(Dataset entries)
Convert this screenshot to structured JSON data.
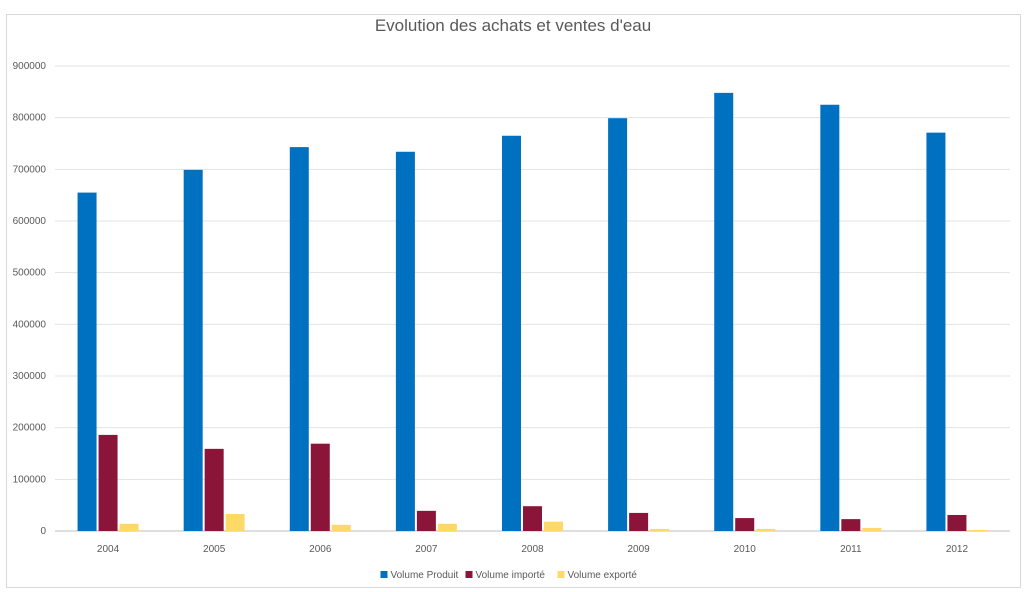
{
  "chart_data": {
    "type": "bar",
    "title": "Evolution des achats et ventes d'eau",
    "xlabel": "",
    "ylabel": "",
    "categories": [
      "2004",
      "2005",
      "2006",
      "2007",
      "2008",
      "2009",
      "2010",
      "2011",
      "2012"
    ],
    "ylim": [
      0,
      900000
    ],
    "yticks": [
      "0",
      "100000",
      "200000",
      "300000",
      "400000",
      "500000",
      "600000",
      "700000",
      "800000",
      "900000"
    ],
    "grid": true,
    "legend_position": "bottom",
    "series": [
      {
        "name": "Volume Produit",
        "color": "#0070c0",
        "values": [
          655000,
          699000,
          743000,
          734000,
          765000,
          799000,
          848000,
          825000,
          771000
        ]
      },
      {
        "name": "Volume importé",
        "color": "#8b1538",
        "values": [
          186000,
          159000,
          169000,
          39000,
          48000,
          35000,
          25000,
          23000,
          31000
        ]
      },
      {
        "name": "Volume exporté",
        "color": "#ffd966",
        "values": [
          14000,
          33000,
          12000,
          14000,
          18000,
          4000,
          4000,
          6000,
          2000
        ]
      }
    ]
  }
}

Request. Restate each of the entries above word for word and skip every image.

Answer to the task.
Convert this screenshot to structured JSON data.
{
  "chart_data": {
    "type": "bar",
    "title": "Evolution des achats et ventes d'eau",
    "xlabel": "",
    "ylabel": "",
    "categories": [
      "2004",
      "2005",
      "2006",
      "2007",
      "2008",
      "2009",
      "2010",
      "2011",
      "2012"
    ],
    "ylim": [
      0,
      900000
    ],
    "yticks": [
      "0",
      "100000",
      "200000",
      "300000",
      "400000",
      "500000",
      "600000",
      "700000",
      "800000",
      "900000"
    ],
    "grid": true,
    "legend_position": "bottom",
    "series": [
      {
        "name": "Volume Produit",
        "color": "#0070c0",
        "values": [
          655000,
          699000,
          743000,
          734000,
          765000,
          799000,
          848000,
          825000,
          771000
        ]
      },
      {
        "name": "Volume importé",
        "color": "#8b1538",
        "values": [
          186000,
          159000,
          169000,
          39000,
          48000,
          35000,
          25000,
          23000,
          31000
        ]
      },
      {
        "name": "Volume exporté",
        "color": "#ffd966",
        "values": [
          14000,
          33000,
          12000,
          14000,
          18000,
          4000,
          4000,
          6000,
          2000
        ]
      }
    ]
  }
}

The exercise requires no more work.